(Items listed in a dataset)
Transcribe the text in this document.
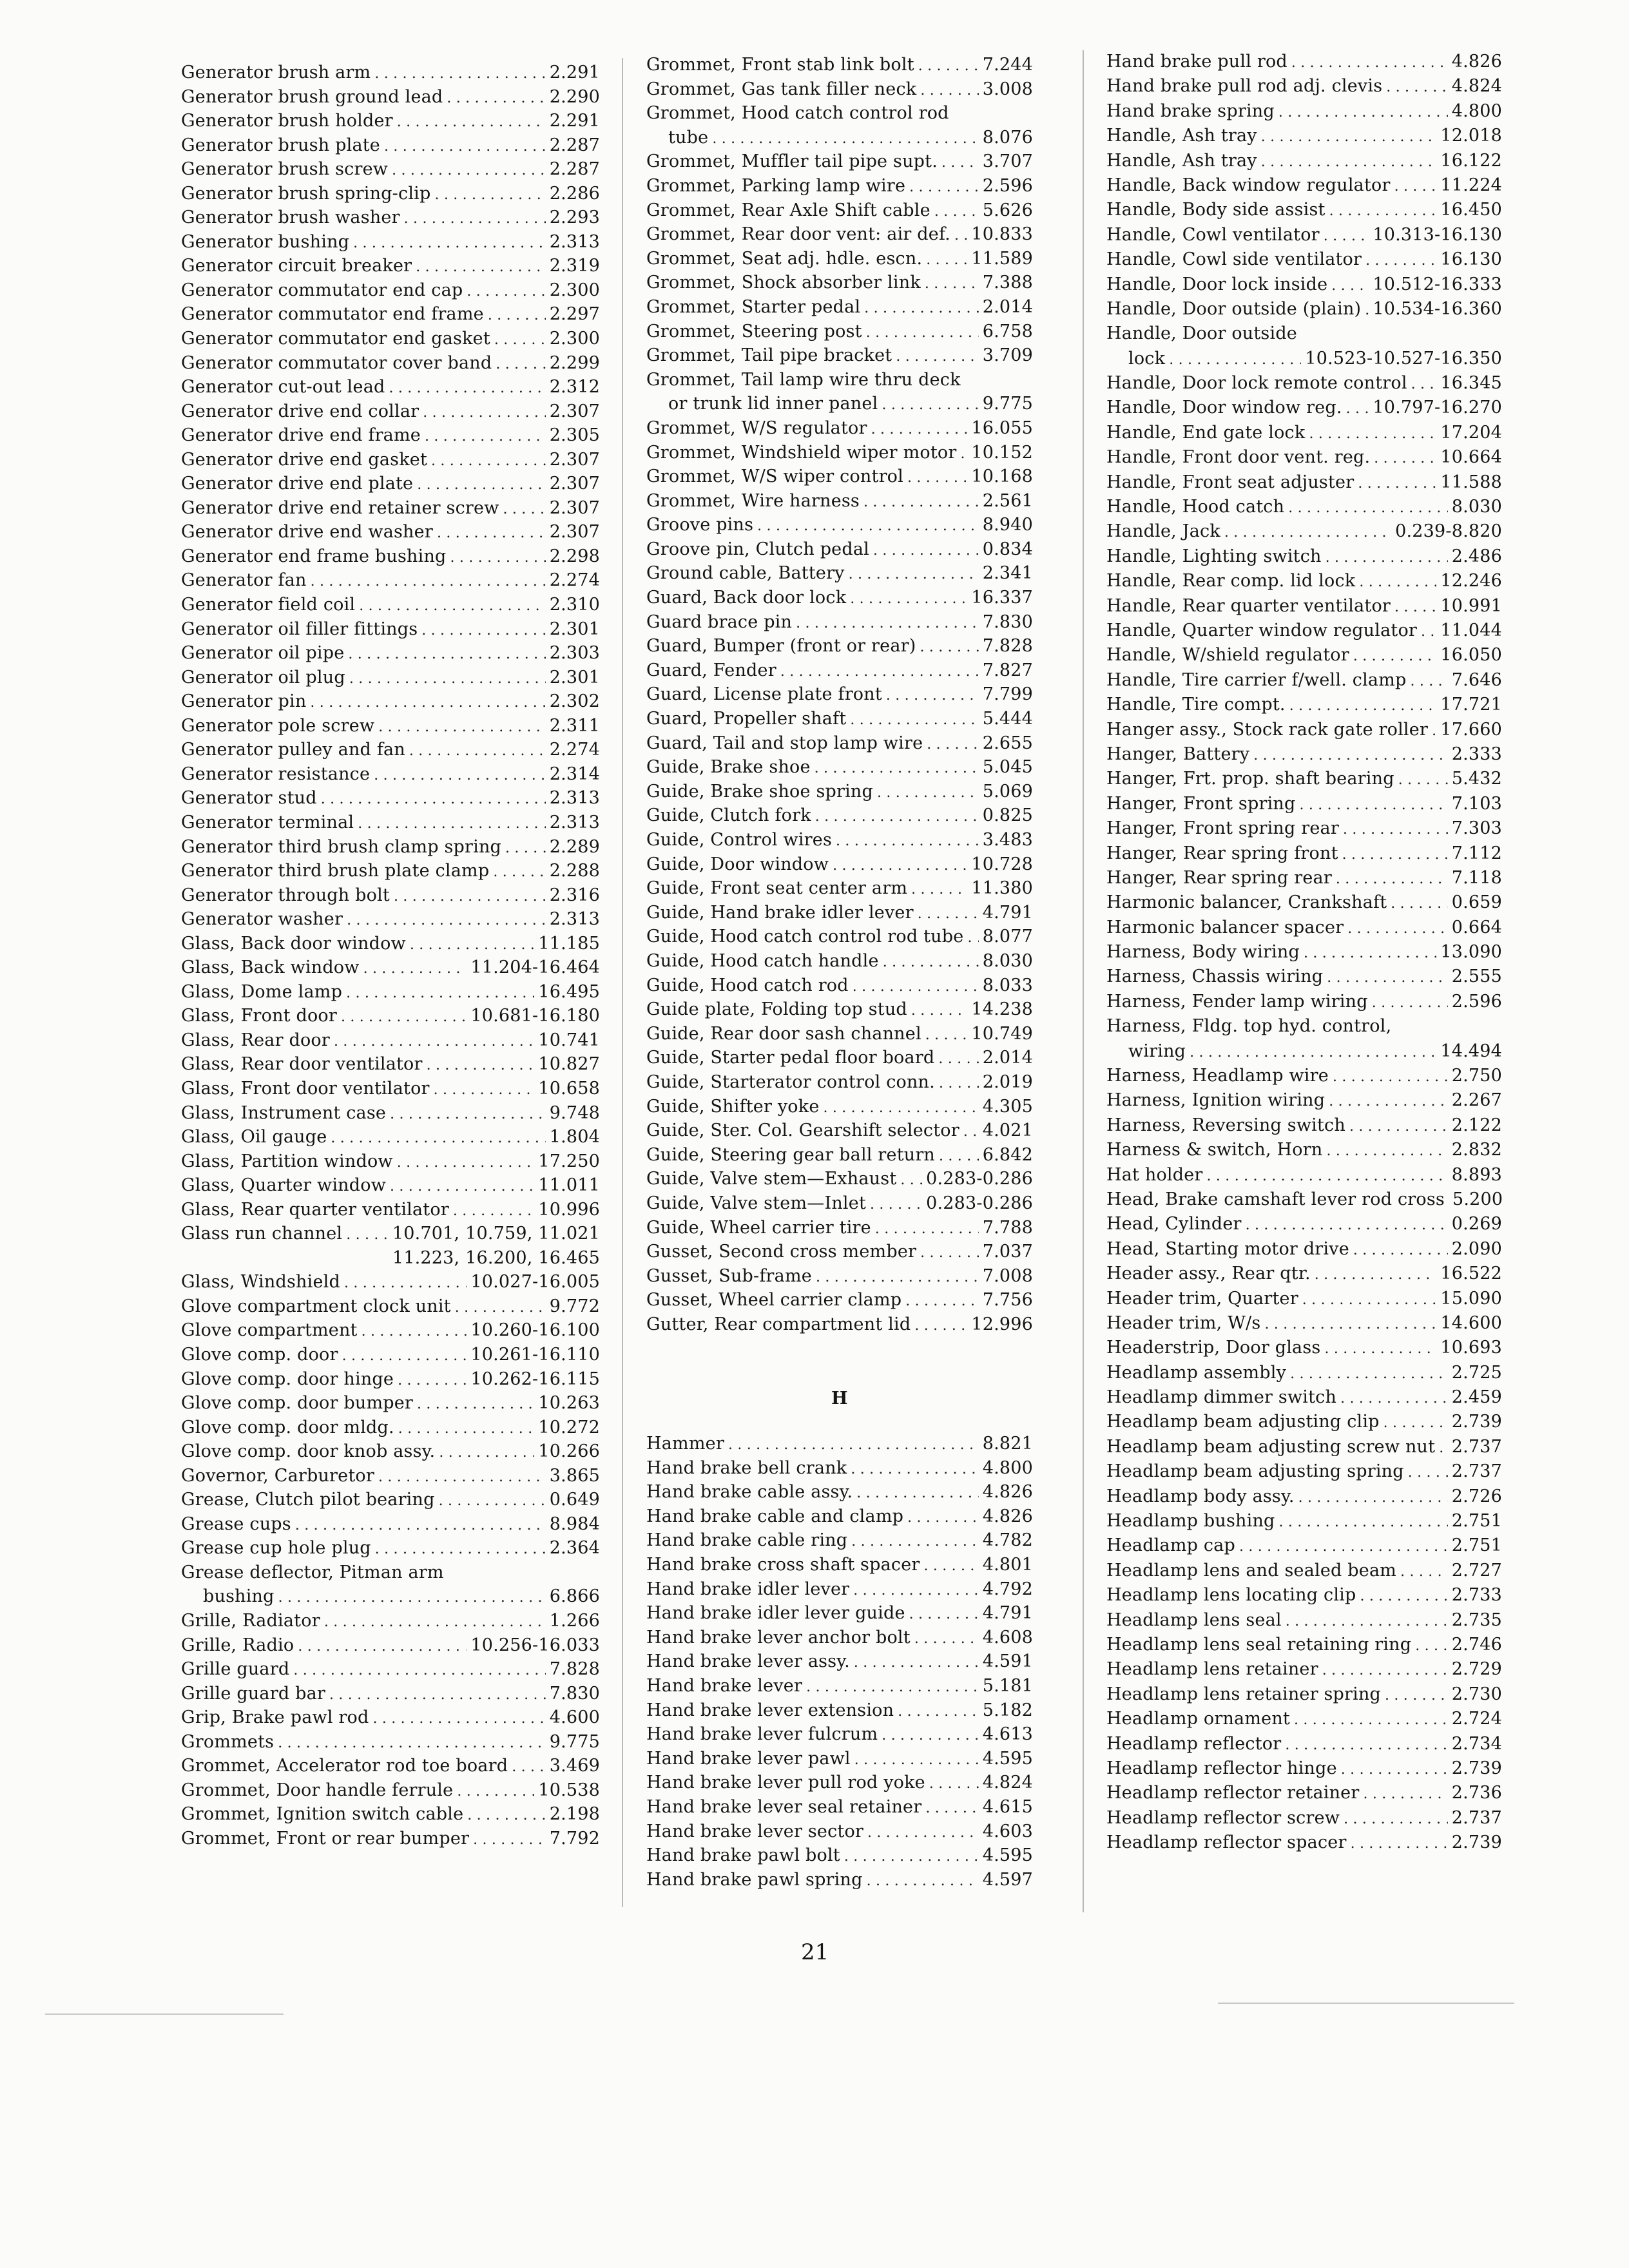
Generator brush arm . . .	2.291
Generator brush ground lead . . .	2.290
Generator brush holder . . .	2.291
Generator brush plate . . .	2.287
Generator brush screw . . .	2.287
Generator brush spring-clip . . .	2.286
Generator brush washer . . .	2.293
Generator bushing . . .	2.313
Generator circuit breaker . . .	2.319
Generator commutator end cap . . .	2.300
Generator commutator end frame . . .	2.297
Generator commutator end gasket . . .	2.300
Generator commutator cover band . . .	2.299
Generator cut-out lead . . .	2.312
Generator drive end collar . . .	2.307
Generator drive end frame . . .	2.305
Generator drive end gasket . . .	2.307
Generator drive end plate . . .	2.307
Generator drive end retainer screw . . .	2.307
Generator drive end washer . . .	2.307
Generator end frame bushing . . .	2.298
Generator fan . . .	2.274
Generator field coil . . .	2.310
Generator oil filler fittings . . .	2.301
Generator oil pipe . . .	2.303
Generator oil plug . . .	2.301
Generator pin . . .	2.302
Generator pole screw . . .	2.311
Generator pulley and fan . . .	2.274
Generator resistance . . .	2.314
Generator stud . . .	2.313
Generator terminal . . .	2.313
Generator third brush clamp spring . . .	2.289
Generator third brush plate clamp . . .	2.288
Generator through bolt . . .	2.316
Generator washer . . .	2.313
Glass, Back door window . . .	11.185
Glass, Back window . . .	11.204-16.464
Glass, Dome lamp . . .	16.495
Glass, Front door . . .	10.681-16.180
Glass, Rear door . . .	10.741
Glass, Rear door ventilator . . .	10.827
Glass, Front door ventilator . . .	10.658
Glass, Instrument case . . .	9.748
Glass, Oil gauge . . .	1.804
Glass, Partition window . . .	17.250
Glass, Quarter window . . .	11.011
Glass, Rear quarter ventilator . . .	10.996
Glass run channel . . .	10.701, 10.759, 11.021
11.223, 16.200, 16.465
Glass, Windshield . . .	10.027-16.005
Glove compartment clock unit . . .	9.772
Glove compartment . . .	10.260-16.100
Glove comp. door . . .	10.261-16.110
Glove comp. door hinge . . .	10.262-16.115
Glove comp. door bumper . . .	10.263
Glove comp. door mldg. . . .	10.272
Glove comp. door knob assy. . . .	10.266
Governor, Carburetor . . .	3.865
Grease, Clutch pilot bearing . . .	0.649
Grease cups . . .	8.984
Grease cup hole plug . . .	2.364
Grease deflector, Pitman arm
bushing . . .	6.866
Grille, Radiator . . .	1.266
Grille, Radio . . .	10.256-16.033
Grille guard . . .	7.828
Grille guard bar . . .	7.830
Grip, Brake pawl rod . . .	4.600
Grommets . . .	9.775
Grommet, Accelerator rod toe board . . . 3.469
Grommet, Door handle ferrule . . .	10.538
Grommet, Ignition switch cable . . .	2.198
Grommet, Front or rear bumper . . .	7.792
Grommet, Front stab link bolt . . .	7.244
Grommet, Gas tank filler neck . . .	3.008
Grommet, Hood catch control rod
tube . . .	8.076
Grommet, Muffler tail pipe supt. . . .	3.707
Grommet, Parking lamp wire . . .	2.596
Grommet, Rear Axle Shift cable . . .	5.626
Grommet, Rear door vent: air def. . . . 10.833
Grommet, Seat adj. hdle. escn. . . .	11.589
Grommet, Shock absorber link . . .	7.388
Grommet, Starter pedal . . .	2.014
Grommet, Steering post . . .	6.758
Grommet, Tail pipe bracket . . .	3.709
Grommet, Tail lamp wire thru deck
or trunk lid inner panel . . .	9.775
Grommet, W/S regulator . . .	16.055
Grommet, Windshield wiper motor . . . 10.152
Grommet, W/S wiper control . . .	10.168
Grommet, Wire harness . . .	2.561
Groove pins . . .	8.940
Groove pin, Clutch pedal . . .	0.834
Ground cable, Battery . . .	2.341
Guard, Back door lock . . .	16.337
Guard brace pin . . .	7.830
Guard, Bumper (front or rear) . . .	7.828
Guard, Fender . . .	7.827
Guard, License plate front . . .	7.799
Guard, Propeller shaft . . .	5.444
Guard, Tail and stop lamp wire . . .	2.655
Guide, Brake shoe . . .	5.045
Guide, Brake shoe spring . . .	5.069
Guide, Clutch fork . . .	0.825
Guide, Control wires . . .	3.483
Guide, Door window . . .	10.728
Guide, Front seat center arm . . .	11.380
Guide, Hand brake idler lever . . .	4.791
Guide, Hood catch control rod tube . . . 8.077
Guide, Hood catch handle . . .	8.030
Guide, Hood catch rod . . .	8.033
Guide plate, Folding top stud . . .	14.238
Guide, Rear door sash channel . . .	10.749
Guide, Starter pedal floor board . . .	2.014
Guide, Starterator control conn. . . .	2.019
Guide, Shifter yoke . . .	4.305
Guide, Ster. Col. Gearshift selector . . . 4.021
Guide, Steering gear ball return . . .	6.842
Guide, Valve stem—Exhaust . . . 0.283-0.286
Guide, Valve stem—Inlet . . .	0.283-0.286
Guide, Wheel carrier tire . . .	7.788
Gusset, Second cross member . . .	7.037
Gusset, Sub-frame . . .	7.008
Gusset, Wheel carrier clamp . . .	7.756
Gutter, Rear compartment lid . . .	12.996
H
Hammer . . .	8.821
Hand brake bell crank . . .	4.800
Hand brake cable assy. . . .	4.826
Hand brake cable and clamp . . .	4.826
Hand brake cable ring . . .	4.782
Hand brake cross shaft spacer . . .	4.801
Hand brake idler lever . . .	4.792
Hand brake idler lever guide . . .	4.791
Hand brake lever anchor bolt . . .	4.608
Hand brake lever assy. . . .	4.591
Hand brake lever . . .	5.181
Hand brake lever extension . . .	5.182
Hand brake lever fulcrum . . .	4.613
Hand brake lever pawl . . .	4.595
Hand brake lever pull rod yoke . . .	4.824
Hand brake lever seal retainer . . .	4.615
Hand brake lever sector . . .	4.603
Hand brake pawl bolt . . .	4.595
Hand brake pawl spring . . .	4.597
Hand brake pull rod . . .	4.826
Hand brake pull rod adj. clevis . . .	4.824
Hand brake spring . . .	4.800
Handle, Ash tray . . .	12.018
Handle, Ash tray . . .	16.122
Handle, Back window regulator . . .	11.224
Handle, Body side assist . . .	16.450
Handle, Cowl ventilator . . .	10.313-16.130
Handle, Cowl side ventilator . . .	16.130
Handle, Door lock inside . . .	10.512-16.333
Handle, Door outside (plain) . . . 10.534-16.360
Handle, Door outside
lock . . .	10.523-10.527-16.350
Handle, Door lock remote control . . . 16.345
Handle, Door window reg. . . . 10.797-16.270
Handle, End gate lock . . .	17.204
Handle, Front door vent. reg. . . .	10.664
Handle, Front seat adjuster . . .	11.588
Handle, Hood catch . . .	8.030
Handle, Jack . . .	0.239-8.820
Handle, Lighting switch . . .	2.486
Handle, Rear comp. lid lock . . .	12.246
Handle, Rear quarter ventilator . . .	10.991
Handle, Quarter window regulator . . . 11.044
Handle, W/shield regulator . . .	16.050
Handle, Tire carrier f/well. clamp . . .	7.646
Handle, Tire compt. . . .	17.721
Hanger assy., Stock rack gate roller . . . 17.660
Hanger, Battery . . .	2.333
Hanger, Frt. prop. shaft bearing . . .	5.432
Hanger, Front spring . . .	7.103
Hanger, Front spring rear . . .	7.303
Hanger, Rear spring front . . .	7.112
Hanger, Rear spring rear . . .	7.118
Harmonic balancer, Crankshaft . . .	0.659
Harmonic balancer spacer . . .	0.664
Harness, Body wiring . . .	13.090
Harness, Chassis wiring . . .	2.555
Harness, Fender lamp wiring . . .	2.596
Harness, Fldg. top hyd. control,
wiring . . .	14.494
Harness, Headlamp wire . . .	2.750
Harness, Ignition wiring . . .	2.267
Harness, Reversing switch . . .	2.122
Harness & switch, Horn . . .	2.832
Hat holder . . .	8.893
Head, Brake camshaft lever rod cross 5.200
Head, Cylinder . . .	0.269
Head, Starting motor drive . . .	2.090
Header assy., Rear qtr. . . .	16.522
Header trim, Quarter . . .	15.090
Header trim, W/s . . .	14.600
Headerstrip, Door glass . . .	10.693
Headlamp assembly . . .	2.725
Headlamp dimmer switch . . .	2.459
Headlamp beam adjusting clip . . .	2.739
Headlamp beam adjusting screw nut . . . 2.737
Headlamp beam adjusting spring . . .	2.737
Headlamp body assy. . . .	2.726
Headlamp bushing . . .	2.751
Headlamp cap . . .	2.751
Headlamp lens and sealed beam . . .	2.727
Headlamp lens locating clip . . .	2.733
Headlamp lens seal . . .	2.735
Headlamp lens seal retaining ring . . . 2.746
Headlamp lens retainer . . .	2.729
Headlamp lens retainer spring . . .	2.730
Headlamp ornament . . .	2.724
Headlamp reflector . . .	2.734
Headlamp reflector hinge . . .	2.739
Headlamp reflector retainer . . .	2.736
Headlamp reflector screw . . .	2.737
Headlamp reflector spacer . . .	2.739
21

=== AIM ===
Copy each line of the records above that carries the word "tube".

=== FINAL ANSWER ===
tube . . .	8.076
Guide, Hood catch control rod tube . . . 8.077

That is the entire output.